PROBLEM TO WORK ON:
Out of the lines below, please list those that hold the string "Deposit".

--- Start RECORD EXCERPTS ---

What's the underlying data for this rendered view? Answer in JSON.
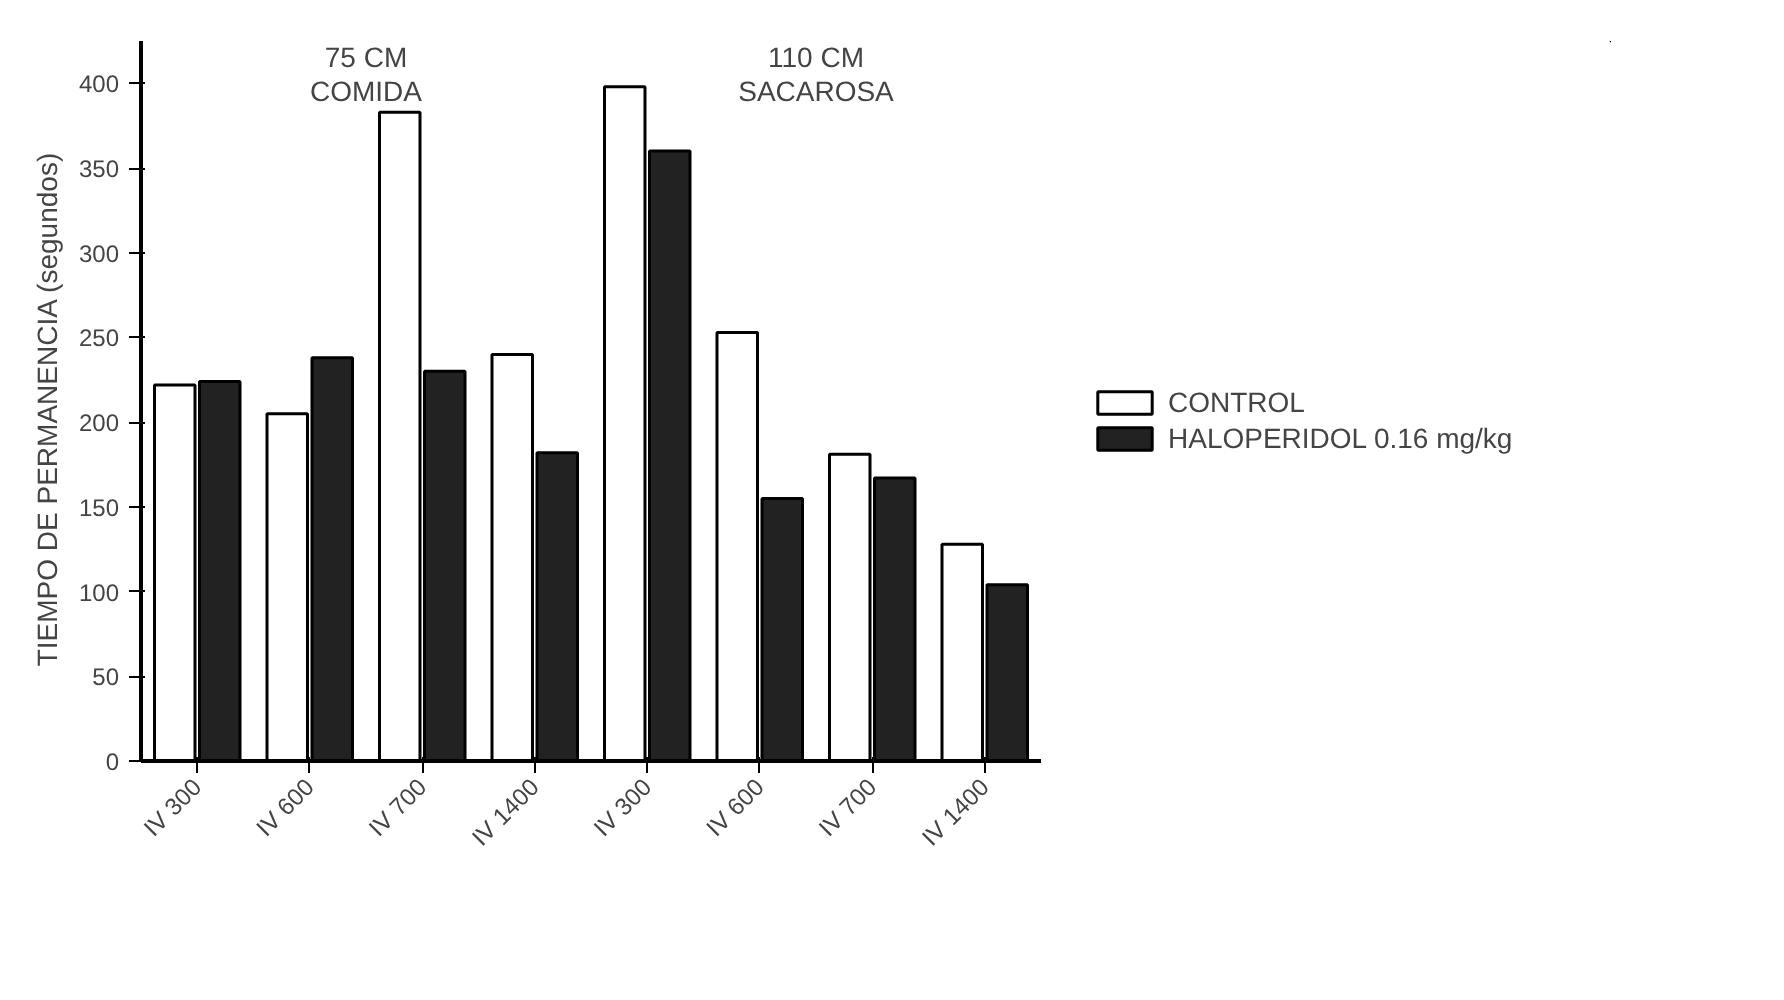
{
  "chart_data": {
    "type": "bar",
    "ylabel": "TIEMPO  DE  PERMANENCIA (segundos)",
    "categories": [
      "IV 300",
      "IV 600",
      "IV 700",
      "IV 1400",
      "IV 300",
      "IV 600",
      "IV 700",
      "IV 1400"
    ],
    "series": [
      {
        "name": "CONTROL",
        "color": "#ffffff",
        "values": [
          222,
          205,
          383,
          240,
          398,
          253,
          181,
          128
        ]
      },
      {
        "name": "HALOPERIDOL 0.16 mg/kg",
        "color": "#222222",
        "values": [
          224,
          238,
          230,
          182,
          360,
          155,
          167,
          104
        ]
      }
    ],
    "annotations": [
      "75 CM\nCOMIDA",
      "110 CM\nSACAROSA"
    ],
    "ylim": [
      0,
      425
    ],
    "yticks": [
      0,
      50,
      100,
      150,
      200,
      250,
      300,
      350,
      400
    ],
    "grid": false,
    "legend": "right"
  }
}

--- End RECORD EXCERPTS ---
--- Start RECORD EXCERPTS ---

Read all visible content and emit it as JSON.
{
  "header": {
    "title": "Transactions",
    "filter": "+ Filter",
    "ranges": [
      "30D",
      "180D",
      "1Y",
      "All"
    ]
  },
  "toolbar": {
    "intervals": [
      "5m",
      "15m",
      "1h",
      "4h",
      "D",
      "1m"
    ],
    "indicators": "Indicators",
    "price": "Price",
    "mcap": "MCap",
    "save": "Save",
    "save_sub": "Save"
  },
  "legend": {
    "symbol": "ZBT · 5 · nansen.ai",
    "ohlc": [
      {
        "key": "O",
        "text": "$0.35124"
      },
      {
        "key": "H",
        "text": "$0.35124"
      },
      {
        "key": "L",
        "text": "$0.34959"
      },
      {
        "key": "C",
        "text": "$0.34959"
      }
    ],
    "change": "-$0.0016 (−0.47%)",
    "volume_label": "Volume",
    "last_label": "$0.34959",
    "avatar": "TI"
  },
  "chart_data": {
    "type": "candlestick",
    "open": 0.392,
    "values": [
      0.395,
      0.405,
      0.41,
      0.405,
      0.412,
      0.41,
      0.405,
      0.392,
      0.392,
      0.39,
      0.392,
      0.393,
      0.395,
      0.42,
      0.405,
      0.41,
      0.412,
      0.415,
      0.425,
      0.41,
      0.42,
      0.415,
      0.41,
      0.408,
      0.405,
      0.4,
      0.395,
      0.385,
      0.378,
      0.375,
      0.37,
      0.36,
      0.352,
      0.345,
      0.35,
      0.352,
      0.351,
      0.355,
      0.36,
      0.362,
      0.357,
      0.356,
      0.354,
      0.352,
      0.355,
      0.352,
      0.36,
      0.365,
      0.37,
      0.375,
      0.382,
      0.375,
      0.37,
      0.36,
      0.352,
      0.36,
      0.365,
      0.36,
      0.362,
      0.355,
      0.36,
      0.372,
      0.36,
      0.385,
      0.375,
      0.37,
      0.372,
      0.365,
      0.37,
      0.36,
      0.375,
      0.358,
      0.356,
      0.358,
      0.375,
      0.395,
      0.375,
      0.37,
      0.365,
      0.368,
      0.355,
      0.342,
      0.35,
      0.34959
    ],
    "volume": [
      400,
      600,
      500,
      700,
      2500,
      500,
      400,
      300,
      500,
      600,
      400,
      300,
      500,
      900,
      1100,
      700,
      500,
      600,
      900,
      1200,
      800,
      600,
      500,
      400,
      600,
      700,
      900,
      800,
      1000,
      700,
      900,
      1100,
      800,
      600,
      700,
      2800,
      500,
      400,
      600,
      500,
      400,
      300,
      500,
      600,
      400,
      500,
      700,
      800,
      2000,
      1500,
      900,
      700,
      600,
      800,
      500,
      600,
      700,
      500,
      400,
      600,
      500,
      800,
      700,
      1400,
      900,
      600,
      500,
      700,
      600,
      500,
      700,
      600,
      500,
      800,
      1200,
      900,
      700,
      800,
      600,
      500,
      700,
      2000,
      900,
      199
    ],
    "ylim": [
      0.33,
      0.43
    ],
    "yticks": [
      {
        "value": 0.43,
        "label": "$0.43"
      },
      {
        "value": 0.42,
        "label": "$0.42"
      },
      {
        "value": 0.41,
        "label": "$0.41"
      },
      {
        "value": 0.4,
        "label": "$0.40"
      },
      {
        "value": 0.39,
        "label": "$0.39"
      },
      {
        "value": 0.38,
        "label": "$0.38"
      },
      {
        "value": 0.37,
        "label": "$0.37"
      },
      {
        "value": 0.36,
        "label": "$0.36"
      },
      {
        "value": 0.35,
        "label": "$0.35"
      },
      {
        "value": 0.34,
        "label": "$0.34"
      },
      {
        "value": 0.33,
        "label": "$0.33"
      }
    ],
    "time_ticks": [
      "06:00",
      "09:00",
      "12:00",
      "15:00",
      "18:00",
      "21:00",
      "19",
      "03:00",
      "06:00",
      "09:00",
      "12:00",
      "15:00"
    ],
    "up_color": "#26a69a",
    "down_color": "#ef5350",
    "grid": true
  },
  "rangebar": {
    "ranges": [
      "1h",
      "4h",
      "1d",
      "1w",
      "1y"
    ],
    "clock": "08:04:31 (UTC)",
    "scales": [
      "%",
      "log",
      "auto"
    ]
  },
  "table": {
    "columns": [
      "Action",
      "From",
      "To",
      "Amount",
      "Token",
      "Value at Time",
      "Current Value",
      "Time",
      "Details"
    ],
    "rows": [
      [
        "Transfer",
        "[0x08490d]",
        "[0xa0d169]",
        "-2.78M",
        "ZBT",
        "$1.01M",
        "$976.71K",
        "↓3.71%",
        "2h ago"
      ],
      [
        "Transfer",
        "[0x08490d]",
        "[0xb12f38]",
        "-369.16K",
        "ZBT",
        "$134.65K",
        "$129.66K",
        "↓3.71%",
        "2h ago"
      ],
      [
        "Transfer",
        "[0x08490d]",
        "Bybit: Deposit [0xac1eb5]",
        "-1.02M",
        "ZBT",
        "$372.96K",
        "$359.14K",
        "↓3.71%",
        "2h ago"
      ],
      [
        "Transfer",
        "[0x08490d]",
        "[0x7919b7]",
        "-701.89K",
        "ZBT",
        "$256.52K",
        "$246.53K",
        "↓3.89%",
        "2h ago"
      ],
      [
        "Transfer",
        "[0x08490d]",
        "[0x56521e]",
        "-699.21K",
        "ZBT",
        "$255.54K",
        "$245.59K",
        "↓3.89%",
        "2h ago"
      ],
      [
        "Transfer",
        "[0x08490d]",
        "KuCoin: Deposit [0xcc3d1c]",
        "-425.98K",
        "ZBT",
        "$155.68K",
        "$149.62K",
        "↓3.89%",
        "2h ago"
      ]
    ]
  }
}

--- End RECORD EXCERPTS ---

OUTPUT FOR THIS TASK:
        "Bybit: Deposit [0xac1eb5]",
        "KuCoin: Deposit [0xcc3d1c]",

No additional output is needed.